What to do:
**1)** In the HBase MapReduce thread, list each distinct field name that the proposed course-average example has the map and reduce steps emit.
**2)** Retype the section of the HBase MapReduce thread starting with "Re: Map Reduce" and going on through "further comments inlined.".

Selected excerpt:
# # # # #

Re: Map Reduce over HBase - sample code

Naama Kraus Mon, 23 Jun 2008 23:30:51 -0700

Hi  St.Ack,

Thank you very much for the useful feedback. My further comments inlined.


Naama

On Mon, Jun 23, 2008 at 8:47 PM, stack <[EMAIL PROTECTED]> wrote:

> A few comments Naama:
>
> * Code-wise, all looks fine to me.  Looks like you are writing against
> hbase 0.1.  As is, your map does effectively nothing.   You might have been
> able to do without it altogether and just use the Identity map.*


    Yes, you are are very much right. So I guess I'd need a better example
which requires both map and reduce. As my goal was to exercise both.
What if the mission was the following - for each course in the table,
calculate the average grade in that course. In that case both map and reduce
are required, is that correct ? Map will emit for each row a {course_name,
grade} pair. Reduce will emit the average grades for each course
(course_name, avg_grade}. Output can be put in a separate table (probably
one holding courses information). Does this make sense ?


>
> * FYI, the utility
> http://hadoop.apache.org/hbase/docs/current/org/apache/hadoop/hbase/util/Writables.html#getWritable(byte[],%20org.apache.hadoop.io.Writable)<http://hadoop.apache.org/hbase/docs/current/org/apache/hadoop/hbase/util/Writables.html#getWritable%28byte%5B%5D,%20org.apache.hadoop.io.Writable%29>might
>  have save you a line.
> *
>

Thanks, this one would be very useful.

# # # # #

Record set:

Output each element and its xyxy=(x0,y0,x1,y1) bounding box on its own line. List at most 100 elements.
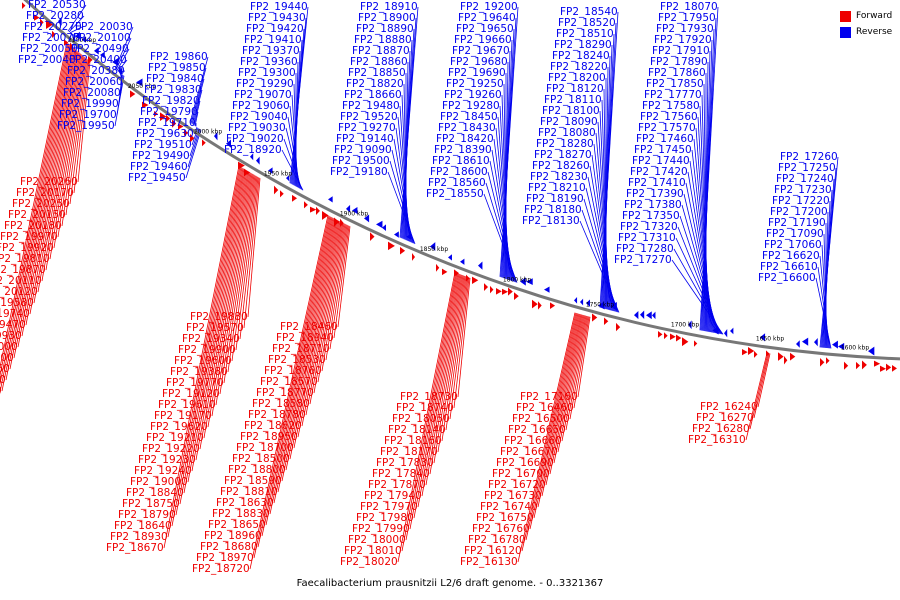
forward-gene-arrow xyxy=(862,360,867,370)
forward-gene-arrow xyxy=(304,201,308,209)
reverse-gene-label: FP2_20380 xyxy=(67,65,125,77)
forward-connector-line xyxy=(289,220,339,460)
forward-gene-label: FP2_18800 xyxy=(228,464,286,476)
forward-connector-line xyxy=(301,221,342,427)
forward-gene-arrow xyxy=(292,194,298,202)
forward-connector-line xyxy=(293,220,340,449)
forward-connector-line xyxy=(33,52,80,304)
forward-connector-line xyxy=(207,172,251,428)
reverse-gene-label: FP2_18110 xyxy=(544,94,602,106)
reverse-gene-label: FP2_18600 xyxy=(430,166,488,178)
forward-gene-label: FP2_18730 xyxy=(400,391,458,403)
reverse-gene-arrow xyxy=(376,220,383,229)
reverse-gene-arrow xyxy=(406,233,411,240)
forward-connector-line xyxy=(49,55,84,260)
reverse-gene-label: FP2_19460 xyxy=(130,161,188,173)
reverse-gene-label: FP2_17950 xyxy=(658,12,716,24)
forward-connector-line xyxy=(187,169,246,483)
forward-gene-arrow xyxy=(694,340,698,347)
forward-gene-label: FP2_18750 xyxy=(122,498,180,510)
forward-gene-arrow xyxy=(130,90,136,98)
reverse-gene-arrow xyxy=(394,231,399,238)
forward-gene-arrow xyxy=(496,288,502,295)
reverse-gene-arrow xyxy=(460,258,465,265)
reverse-gene-arrow xyxy=(598,301,605,310)
reverse-connector-line xyxy=(671,259,724,335)
reverse-gene-label: FP2_18290 xyxy=(554,39,612,51)
strand-legend: Forward Reverse xyxy=(840,8,892,40)
forward-connector-line xyxy=(5,46,73,381)
reverse-connector-line xyxy=(191,78,205,124)
reverse-connector-line xyxy=(190,67,207,124)
forward-connector-line xyxy=(457,277,471,398)
forward-gene-label: FP2_16240 xyxy=(700,401,758,413)
forward-gene-arrow xyxy=(160,112,167,121)
reverse-gene-label: FP2_18130 xyxy=(522,215,580,227)
reverse-connector-line xyxy=(192,89,203,125)
forward-gene-arrow xyxy=(370,232,375,241)
forward-connector-line xyxy=(441,276,467,442)
reverse-gene-label: FP2_19440 xyxy=(250,1,308,13)
reverse-gene-arrow xyxy=(382,224,386,232)
reverse-gene-label: FP2_18420 xyxy=(436,133,494,145)
reverse-gene-arrow xyxy=(364,214,370,223)
forward-gene-label: FP2_18830 xyxy=(212,508,270,520)
forward-connector-line xyxy=(445,276,468,431)
reverse-gene-label: FP2_17060 xyxy=(764,239,822,251)
reverse-gene-arrow xyxy=(868,346,875,356)
reverse-gene-arrow xyxy=(286,174,290,182)
forward-gene-arrow xyxy=(778,352,784,361)
forward-gene-arrow xyxy=(442,268,448,276)
forward-connector-line xyxy=(171,166,242,527)
gene-arrows xyxy=(22,2,897,372)
kbp-tick-label: 1900 kbp xyxy=(340,210,368,217)
reverse-gene-label: FP2_20040 xyxy=(18,54,76,66)
reverse-gene-label: FP2_17910 xyxy=(652,45,710,57)
forward-gene-label: FP2_18580 xyxy=(252,398,310,410)
reverse-gene-label: FP2_17280 xyxy=(616,243,674,255)
reverse-gene-label: FP2_18280 xyxy=(536,138,594,150)
reverse-gene-label: FP2_19710 xyxy=(138,117,196,129)
reverse-gene-label: FP2_17570 xyxy=(638,122,696,134)
reverse-gene-label: FP2_17250 xyxy=(778,162,836,174)
forward-connector-line xyxy=(569,316,589,420)
forward-gene-label: FP2_19740 xyxy=(0,308,30,320)
legend-reverse: Reverse xyxy=(840,24,892,40)
reverse-gene-label: FP2_20080 xyxy=(63,87,121,99)
forward-connector-line xyxy=(281,219,337,482)
forward-gene-arrow xyxy=(154,110,158,117)
forward-connector-line xyxy=(277,218,336,493)
forward-gene-label: FP2_18710 xyxy=(272,343,330,355)
forward-gene-label: FP2_19580 xyxy=(0,297,34,309)
forward-gene-label: FP2_19600 xyxy=(174,355,232,367)
reverse-connector-line xyxy=(69,26,83,34)
forward-gene-arrow xyxy=(892,365,897,372)
reverse-gene-label: FP2_19090 xyxy=(334,144,392,156)
reverse-gene-label: FP2_19670 xyxy=(452,45,510,57)
reverse-gene-arrow xyxy=(544,286,550,293)
reverse-gene-label: FP2_20280 xyxy=(26,10,84,22)
reverse-gene-label: FP2_20530 xyxy=(28,0,86,11)
forward-connector-line xyxy=(77,61,91,183)
forward-connector-line xyxy=(565,315,588,431)
reverse-gene-label: FP2_20400 xyxy=(69,54,127,66)
forward-connector-line xyxy=(313,223,345,394)
forward-gene-label: FP2_18780 xyxy=(248,409,306,421)
forward-gene-arrow xyxy=(676,334,682,342)
forward-gene-arrow xyxy=(826,357,830,365)
forward-gene-arrow xyxy=(436,263,440,272)
forward-connector-line xyxy=(433,275,465,464)
forward-gene-label: FP2_20000 xyxy=(0,341,18,353)
reverse-gene-label: FP2_18610 xyxy=(432,155,490,167)
forward-gene-arrow xyxy=(454,269,459,277)
forward-connector-line xyxy=(53,56,85,249)
reverse-gene-label: FP2_18870 xyxy=(352,45,410,57)
forward-connector-line xyxy=(525,313,578,541)
reverse-gene-label: FP2_19450 xyxy=(128,172,186,184)
reverse-gene-arrow xyxy=(520,277,526,286)
forward-connector-line xyxy=(9,47,74,370)
reverse-gene-label: FP2_17390 xyxy=(626,188,684,200)
forward-connector-line xyxy=(29,51,79,315)
forward-gene-label: FP2_20120 xyxy=(0,286,38,298)
reverse-gene-label: FP2_19300 xyxy=(238,67,296,79)
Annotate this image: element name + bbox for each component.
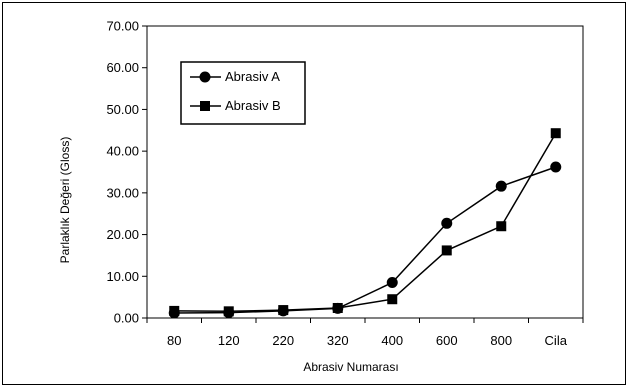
legend-marker-abrasiv-b bbox=[200, 101, 210, 111]
legend-item-abrasiv-a: Abrasiv A bbox=[190, 69, 280, 84]
series-line-abrasiv-a bbox=[174, 166, 557, 314]
series-abrasiv-b bbox=[169, 128, 561, 317]
x-tick-label: 120 bbox=[218, 333, 240, 348]
data-point-abrasiv-a bbox=[441, 217, 453, 229]
x-tick-label: 320 bbox=[327, 333, 349, 348]
series-line-abrasiv-b bbox=[174, 132, 557, 313]
y-tick-label: 0.00 bbox=[114, 311, 139, 326]
legend-item-abrasiv-b: Abrasiv B bbox=[190, 98, 281, 113]
y-axis: 0.00 10.00 20.00 30.00 40.00 50.00 60.00 70.00 bbox=[106, 19, 147, 326]
x-tick-label: 80 bbox=[167, 333, 181, 348]
y-tick-label: 10.00 bbox=[106, 269, 139, 284]
y-tick-label: 30.00 bbox=[106, 185, 139, 200]
data-point-abrasiv-b bbox=[496, 221, 507, 232]
data-point-abrasiv-a bbox=[550, 161, 562, 173]
data-point-abrasiv-b bbox=[387, 294, 398, 305]
x-tick-label: Cila bbox=[545, 333, 568, 348]
data-point-abrasiv-a bbox=[386, 277, 398, 289]
data-point-abrasiv-b bbox=[278, 305, 289, 316]
y-axis-title: Parlaklık Değeri (Gloss) bbox=[58, 137, 72, 264]
data-point-abrasiv-b bbox=[332, 302, 343, 313]
data-point-abrasiv-b bbox=[223, 306, 234, 317]
x-tick-label: 220 bbox=[272, 333, 294, 348]
legend-box bbox=[180, 61, 306, 125]
data-point-abrasiv-a bbox=[495, 180, 507, 192]
data-point-abrasiv-b bbox=[169, 305, 180, 316]
x-tick-label: 400 bbox=[381, 333, 403, 348]
x-tick-label: 800 bbox=[490, 333, 512, 348]
x-axis: 80 120 220 320 400 600 800 Cila bbox=[146, 318, 584, 348]
y-tick-label: 40.00 bbox=[106, 144, 139, 159]
legend-marker-abrasiv-a bbox=[199, 71, 211, 83]
legend-label-abrasiv-a: Abrasiv A bbox=[225, 69, 280, 84]
y-tick-label: 60.00 bbox=[106, 60, 139, 75]
x-axis-title: Abrasiv Numarası bbox=[303, 360, 398, 374]
y-tick-label: 50.00 bbox=[106, 102, 139, 117]
data-point-abrasiv-b bbox=[550, 128, 561, 139]
y-tick-label: 20.00 bbox=[106, 227, 139, 242]
legend-label-abrasiv-b: Abrasiv B bbox=[225, 98, 281, 113]
legend: Abrasiv A Abrasiv B bbox=[180, 61, 306, 125]
y-tick-label: 70.00 bbox=[106, 19, 139, 34]
series-layer bbox=[168, 128, 562, 319]
data-point-abrasiv-b bbox=[441, 245, 452, 256]
x-tick-label: 600 bbox=[436, 333, 458, 348]
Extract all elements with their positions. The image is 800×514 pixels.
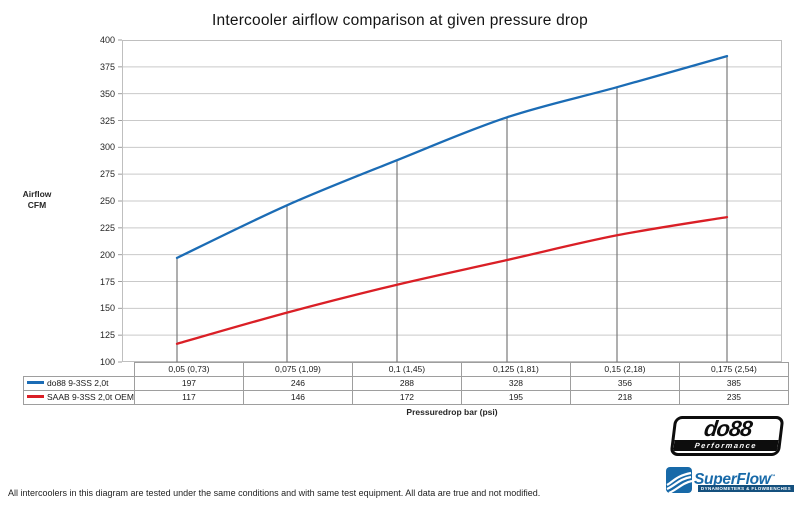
series-row: SAAB 9-3SS 2,0t OEM 117 146 172 195 218 235 — [23, 390, 789, 405]
legend-cell: do88 9-3SS 2,0t — [23, 376, 135, 391]
value-cell: 195 — [460, 390, 571, 405]
value-cell: 288 — [351, 376, 462, 391]
table-spacer-cell — [24, 363, 135, 377]
value-cell: 146 — [242, 390, 353, 405]
series-line — [175, 215, 729, 345]
do88-logo-text: do88 — [702, 416, 754, 441]
value-cell: 117 — [133, 390, 244, 405]
y-axis-title: Airflow CFM — [4, 189, 70, 211]
legend-cell: SAAB 9-3SS 2,0t OEM — [23, 390, 135, 405]
legend-series-name: do88 9-3SS 2,0t — [47, 378, 109, 388]
y-axis-tick-label: 250 — [99, 196, 115, 206]
superflow-logo-text: SuperFlow™ — [694, 471, 776, 489]
legend-key-line — [27, 395, 44, 399]
y-axis-tick-label: 225 — [99, 222, 115, 233]
plot-border — [122, 40, 782, 362]
category-cell: 0,125 (1,81) — [460, 362, 571, 377]
value-cell: 385 — [678, 376, 789, 391]
value-cell: 218 — [569, 390, 680, 405]
do88-logo-tagline: Performance — [673, 440, 779, 451]
value-cell: 246 — [242, 376, 353, 391]
value-cell: 328 — [460, 376, 571, 391]
y-axis-tick-label: 375 — [99, 61, 115, 72]
category-cell: 0,175 (2,54) — [678, 362, 789, 377]
chart-title: Intercooler airflow comparison at given … — [212, 12, 588, 29]
category-cell: 0,05 (0,73) — [133, 362, 244, 377]
category-cell: 0,075 (1,09) — [242, 362, 353, 377]
y-axis-tick-label: 175 — [99, 276, 115, 287]
category-cell: 0,15 (2,18) — [569, 362, 680, 377]
category-row: 0,05 (0,73) 0,075 (1,09) 0,1 (1,45) 0,125 (… — [24, 362, 789, 377]
data-table: 0,05 (0,73) 0,075 (1,09) 0,1 (1,45) 0,125 (… — [23, 362, 789, 405]
y-axis-tick-label: 150 — [99, 303, 115, 314]
value-cell: 197 — [133, 376, 244, 391]
y-axis-tick-label: 350 — [99, 88, 115, 99]
legend-key-line — [27, 381, 44, 385]
superflow-trademark: ™ — [770, 474, 776, 480]
footer-note: All intercoolers in this diagram are tes… — [8, 488, 541, 498]
value-cell: 172 — [351, 390, 462, 405]
y-axis-tick-label: 400 — [99, 35, 115, 45]
y-axis-title-line2: CFM — [27, 200, 47, 210]
category-cell: 0,1 (1,45) — [351, 362, 462, 377]
x-axis-title: Pressuredrop bar (psi) — [406, 407, 498, 417]
superflow-logo-tagline: DYNAMOMETERS & FLOWBENCHES — [698, 485, 794, 492]
superflow-logo: SuperFlow™ DYNAMOMETERS & FLOWBENCHES — [666, 467, 796, 497]
series-row: do88 9-3SS 2,0t 197 246 288 328 356 385 — [23, 376, 789, 391]
y-axis-tick-label: 325 — [99, 115, 115, 126]
y-axis-tick-label: 100 — [99, 357, 115, 367]
superflow-s-icon — [666, 467, 692, 493]
do88-logo: do88 Performance — [669, 416, 785, 456]
value-cell: 356 — [569, 376, 680, 391]
series-line — [175, 54, 729, 260]
y-axis-tick-label: 125 — [99, 330, 115, 341]
y-axis-tick-label: 300 — [99, 142, 115, 153]
y-axis-title-line1: Airflow — [22, 189, 52, 199]
y-axis-tick-label: 200 — [99, 249, 115, 260]
y-axis-tick-label: 275 — [99, 169, 115, 180]
value-cell: 235 — [678, 390, 789, 405]
legend-series-name: SAAB 9-3SS 2,0t OEM — [47, 392, 134, 402]
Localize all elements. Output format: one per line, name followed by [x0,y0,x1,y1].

# # # # #

Answers for this exercise:
**1)** course_name, grade, avg_grade

**2)**
Re: Map Reduce over HBase - sample code

Naama Kraus Mon, 23 Jun 2008 23:30:51 -0700

Hi  St.Ack,

Thank you very much for the useful feedback. My further comments inlined.